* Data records

'''

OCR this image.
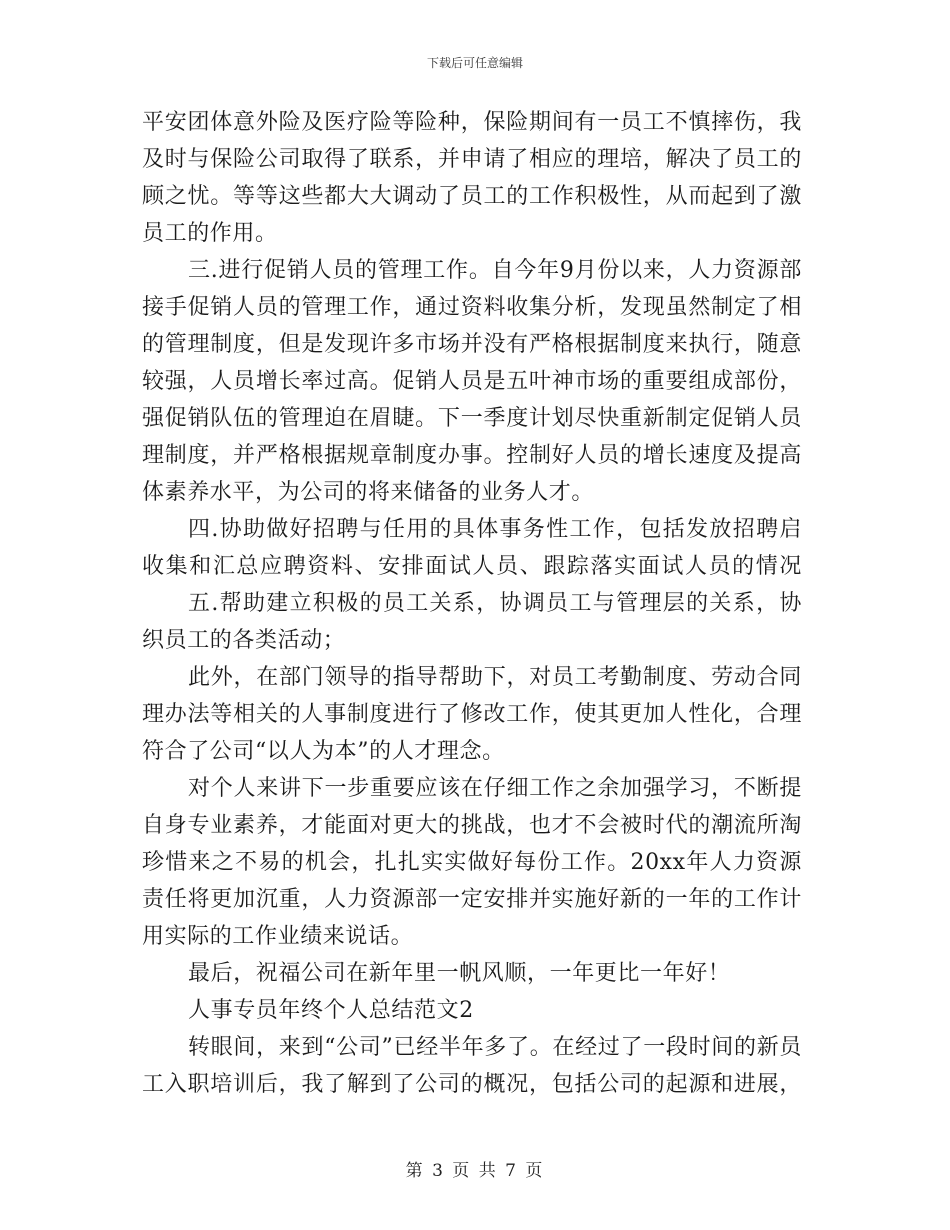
下载后可任意编辑
平安团体意外险及医疗险等险种，保险期间有一员工不慎摔伤，我
及时与保险公司取得了联系，并申请了相应的理培，解决了员工的
顾之忧。等等这些都大大调动了员工的工作积极性，从而起到了激
员工的作用。
三.进行促销人员的管理工作。自今年9月份以来，人力资源部
接手促销人员的管理工作，通过资料收集分析，发现虽然制定了相
的管理制度，但是发现许多市场并没有严格根据制度来执行，随意
较强，人员增长率过高。促销人员是五叶神市场的重要组成部份，
强促销队伍的管理迫在眉睫。下一季度计划尽快重新制定促销人员
理制度，并严格根据规章制度办事。控制好人员的增长速度及提高
体素养水平，为公司的将来储备的业务人才。
四.协助做好招聘与任用的具体事务性工作，包括发放招聘启
收集和汇总应聘资料、安排面试人员、跟踪落实面试人员的情况
五.帮助建立积极的员工关系，协调员工与管理层的关系，协
织员工的各类活动；
此外，在部门领导的指导帮助下，对员工考勤制度、劳动合同
理办法等相关的人事制度进行了修改工作，使其更加人性化，合理
符合了公司“以人为本”的人才理念。
对个人来讲下一步重要应该在仔细工作之余加强学习，不断提
自身专业素养，才能面对更大的挑战，也才不会被时代的潮流所淘
珍惜来之不易的机会，扎扎实实做好每份工作。20xx年人力资源
责任将更加沉重，人力资源部一定安排并实施好新的一年的工作计
用实际的工作业绩来说话。
最后，祝福公司在新年里一帆风顺，一年更比一年好！
人事专员年终个人总结范文2
转眼间，来到“公司”已经半年多了。在经过了一段时间的新员
工入职培训后，我了解到了公司的概况，包括公司的起源和进展，
第 3 页 共 7 页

'''

* Task directions
Leave out all pictures, then copy the remaining material exactly.

* The completed task
OCR this image.
下载后可任意编辑
平安团体意外险及医疗险等险种，保险期间有一员工不慎摔伤，我
及时与保险公司取得了联系，并申请了相应的理培，解决了员工的
顾之忧。等等这些都大大调动了员工的工作积极性，从而起到了激
员工的作用。
三.进行促销人员的管理工作。自今年9月份以来，人力资源部
接手促销人员的管理工作，通过资料收集分析，发现虽然制定了相
的管理制度，但是发现许多市场并没有严格根据制度来执行，随意
较强，人员增长率过高。促销人员是五叶神市场的重要组成部份，
强促销队伍的管理迫在眉睫。下一季度计划尽快重新制定促销人员
理制度，并严格根据规章制度办事。控制好人员的增长速度及提高
体素养水平，为公司的将来储备的业务人才。
四.协助做好招聘与任用的具体事务性工作，包括发放招聘启
收集和汇总应聘资料、安排面试人员、跟踪落实面试人员的情况
五.帮助建立积极的员工关系，协调员工与管理层的关系，协
织员工的各类活动；
此外，在部门领导的指导帮助下，对员工考勤制度、劳动合同
理办法等相关的人事制度进行了修改工作，使其更加人性化，合理
符合了公司“以人为本”的人才理念。
对个人来讲下一步重要应该在仔细工作之余加强学习，不断提
自身专业素养，才能面对更大的挑战，也才不会被时代的潮流所淘
珍惜来之不易的机会，扎扎实实做好每份工作。20xx年人力资源
责任将更加沉重，人力资源部一定安排并实施好新的一年的工作计
用实际的工作业绩来说话。
最后，祝福公司在新年里一帆风顺，一年更比一年好！
人事专员年终个人总结范文2
转眼间，来到“公司”已经半年多了。在经过了一段时间的新员
工入职培训后，我了解到了公司的概况，包括公司的起源和进展，
第 3 页 共 7 页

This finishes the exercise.